*Exercise description*: Repeat the entire listing exactly as written.

Stored data:
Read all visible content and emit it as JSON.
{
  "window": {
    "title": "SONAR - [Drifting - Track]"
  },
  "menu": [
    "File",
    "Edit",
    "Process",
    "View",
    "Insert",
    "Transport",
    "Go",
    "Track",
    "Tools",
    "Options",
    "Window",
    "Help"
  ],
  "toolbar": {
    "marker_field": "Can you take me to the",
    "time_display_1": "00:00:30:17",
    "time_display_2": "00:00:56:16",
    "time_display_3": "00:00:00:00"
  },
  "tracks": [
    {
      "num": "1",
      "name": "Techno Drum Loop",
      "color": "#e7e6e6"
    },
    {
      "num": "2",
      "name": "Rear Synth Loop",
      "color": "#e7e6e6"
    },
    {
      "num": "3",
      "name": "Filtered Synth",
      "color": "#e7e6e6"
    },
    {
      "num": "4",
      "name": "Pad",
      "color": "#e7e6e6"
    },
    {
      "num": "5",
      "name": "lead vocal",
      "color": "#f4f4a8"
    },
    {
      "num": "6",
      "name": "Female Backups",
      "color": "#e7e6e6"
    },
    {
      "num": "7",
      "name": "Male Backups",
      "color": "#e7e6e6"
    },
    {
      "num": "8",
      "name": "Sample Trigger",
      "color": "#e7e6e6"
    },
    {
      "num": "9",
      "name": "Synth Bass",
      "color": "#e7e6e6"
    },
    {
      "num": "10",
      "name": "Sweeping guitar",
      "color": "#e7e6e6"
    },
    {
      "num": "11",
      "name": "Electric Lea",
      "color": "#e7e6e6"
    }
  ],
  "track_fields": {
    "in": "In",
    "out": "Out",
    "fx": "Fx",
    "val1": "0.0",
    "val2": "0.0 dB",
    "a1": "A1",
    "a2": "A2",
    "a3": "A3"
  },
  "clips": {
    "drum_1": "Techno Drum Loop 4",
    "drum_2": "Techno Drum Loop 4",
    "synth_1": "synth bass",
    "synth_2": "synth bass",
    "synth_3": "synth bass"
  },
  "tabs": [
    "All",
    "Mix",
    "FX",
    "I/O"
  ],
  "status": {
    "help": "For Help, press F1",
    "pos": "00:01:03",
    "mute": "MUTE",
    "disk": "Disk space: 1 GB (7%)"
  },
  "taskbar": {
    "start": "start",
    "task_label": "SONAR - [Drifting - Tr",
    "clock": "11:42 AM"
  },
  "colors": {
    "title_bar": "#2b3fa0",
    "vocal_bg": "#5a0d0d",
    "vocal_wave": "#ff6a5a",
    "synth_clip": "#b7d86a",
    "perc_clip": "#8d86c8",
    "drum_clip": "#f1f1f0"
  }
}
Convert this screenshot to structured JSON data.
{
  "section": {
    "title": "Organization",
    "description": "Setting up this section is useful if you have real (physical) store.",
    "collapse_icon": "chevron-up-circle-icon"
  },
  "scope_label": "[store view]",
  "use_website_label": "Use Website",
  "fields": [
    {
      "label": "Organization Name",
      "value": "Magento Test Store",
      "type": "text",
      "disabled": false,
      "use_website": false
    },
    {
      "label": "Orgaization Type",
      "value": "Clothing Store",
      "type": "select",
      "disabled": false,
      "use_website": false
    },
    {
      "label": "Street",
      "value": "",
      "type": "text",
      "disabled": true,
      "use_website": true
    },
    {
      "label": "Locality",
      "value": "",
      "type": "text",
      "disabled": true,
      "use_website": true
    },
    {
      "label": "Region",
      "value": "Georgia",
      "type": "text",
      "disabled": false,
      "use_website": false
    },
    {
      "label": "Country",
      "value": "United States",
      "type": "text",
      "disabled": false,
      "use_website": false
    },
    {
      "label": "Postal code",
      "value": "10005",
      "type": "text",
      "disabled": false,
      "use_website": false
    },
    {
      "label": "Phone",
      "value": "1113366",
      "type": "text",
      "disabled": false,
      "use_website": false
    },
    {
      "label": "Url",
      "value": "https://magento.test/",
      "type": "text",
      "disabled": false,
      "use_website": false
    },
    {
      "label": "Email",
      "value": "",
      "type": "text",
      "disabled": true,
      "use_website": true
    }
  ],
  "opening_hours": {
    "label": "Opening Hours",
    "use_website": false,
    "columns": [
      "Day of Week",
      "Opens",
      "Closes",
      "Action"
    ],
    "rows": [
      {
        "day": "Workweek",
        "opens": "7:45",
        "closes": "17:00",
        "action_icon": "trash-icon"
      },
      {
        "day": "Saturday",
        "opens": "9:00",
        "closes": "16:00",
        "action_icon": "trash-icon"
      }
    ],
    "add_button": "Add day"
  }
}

*Exercise solution*:
Read all visible content and emit it as JSON.
{
  "window": {
    "title": "SONAR - [Drifting - Track]"
  },
  "menu": [
    "File",
    "Edit",
    "Process",
    "View",
    "Insert",
    "Transport",
    "Go",
    "Track",
    "Tools",
    "Options",
    "Window",
    "Help"
  ],
  "toolbar": {
    "marker_field": "Can you take me to the",
    "time_display_1": "00:00:30:17",
    "time_display_2": "00:00:56:16",
    "time_display_3": "00:00:00:00"
  },
  "tracks": [
    {
      "num": "1",
      "name": "Techno Drum Loop",
      "color": "#e7e6e6"
    },
    {
      "num": "2",
      "name": "Rear Synth Loop",
      "color": "#e7e6e6"
    },
    {
      "num": "3",
      "name": "Filtered Synth",
      "color": "#e7e6e6"
    },
    {
      "num": "4",
      "name": "Pad",
      "color": "#e7e6e6"
    },
    {
      "num": "5",
      "name": "lead vocal",
      "color": "#f4f4a8"
    },
    {
      "num": "6",
      "name": "Female Backups",
      "color": "#e7e6e6"
    },
    {
      "num": "7",
      "name": "Male Backups",
      "color": "#e7e6e6"
    },
    {
      "num": "8",
      "name": "Sample Trigger",
      "color": "#e7e6e6"
    },
    {
      "num": "9",
      "name": "Synth Bass",
      "color": "#e7e6e6"
    },
    {
      "num": "10",
      "name": "Sweeping guitar",
      "color": "#e7e6e6"
    },
    {
      "num": "11",
      "name": "Electric Lea",
      "color": "#e7e6e6"
    }
  ],
  "track_fields": {
    "in": "In",
    "out": "Out",
    "fx": "Fx",
    "val1": "0.0",
    "val2": "0.0 dB",
    "a1": "A1",
    "a2": "A2",
    "a3": "A3"
  },
  "clips": {
    "drum_1": "Techno Drum Loop 4",
    "drum_2": "Techno Drum Loop 4",
    "synth_1": "synth bass",
    "synth_2": "synth bass",
    "synth_3": "synth bass"
  },
  "tabs": [
    "All",
    "Mix",
    "FX",
    "I/O"
  ],
  "status": {
    "help": "For Help, press F1",
    "pos": "00:01:03",
    "mute": "MUTE",
    "disk": "Disk space: 1 GB (7%)"
  },
  "taskbar": {
    "start": "start",
    "task_label": "SONAR - [Drifting - Tr",
    "clock": "11:42 AM"
  },
  "colors": {
    "title_bar": "#2b3fa0",
    "vocal_bg": "#5a0d0d",
    "vocal_wave": "#ff6a5a",
    "synth_clip": "#b7d86a",
    "perc_clip": "#8d86c8",
    "drum_clip": "#f1f1f0"
  }
}
Convert this screenshot to structured JSON data.
{
  "section": {
    "title": "Organization",
    "description": "Setting up this section is useful if you have real (physical) store.",
    "collapse_icon": "chevron-up-circle-icon"
  },
  "scope_label": "[store view]",
  "use_website_label": "Use Website",
  "fields": [
    {
      "label": "Organization Name",
      "value": "Magento Test Store",
      "type": "text",
      "disabled": false,
      "use_website": false
    },
    {
      "label": "Orgaization Type",
      "value": "Clothing Store",
      "type": "select",
      "disabled": false,
      "use_website": false
    },
    {
      "label": "Street",
      "value": "",
      "type": "text",
      "disabled": true,
      "use_website": true
    },
    {
      "label": "Locality",
      "value": "",
      "type": "text",
      "disabled": true,
      "use_website": true
    },
    {
      "label": "Region",
      "value": "Georgia",
      "type": "text",
      "disabled": false,
      "use_website": false
    },
    {
      "label": "Country",
      "value": "United States",
      "type": "text",
      "disabled": false,
      "use_website": false
    },
    {
      "label": "Postal code",
      "value": "10005",
      "type": "text",
      "disabled": false,
      "use_website": false
    },
    {
      "label": "Phone",
      "value": "1113366",
      "type": "text",
      "disabled": false,
      "use_website": false
    },
    {
      "label": "Url",
      "value": "https://magento.test/",
      "type": "text",
      "disabled": false,
      "use_website": false
    },
    {
      "label": "Email",
      "value": "",
      "type": "text",
      "disabled": true,
      "use_website": true
    }
  ],
  "opening_hours": {
    "label": "Opening Hours",
    "use_website": false,
    "columns": [
      "Day of Week",
      "Opens",
      "Closes",
      "Action"
    ],
    "rows": [
      {
        "day": "Workweek",
        "opens": "7:45",
        "closes": "17:00",
        "action_icon": "trash-icon"
      },
      {
        "day": "Saturday",
        "opens": "9:00",
        "closes": "16:00",
        "action_icon": "trash-icon"
      }
    ],
    "add_button": "Add day"
  }
}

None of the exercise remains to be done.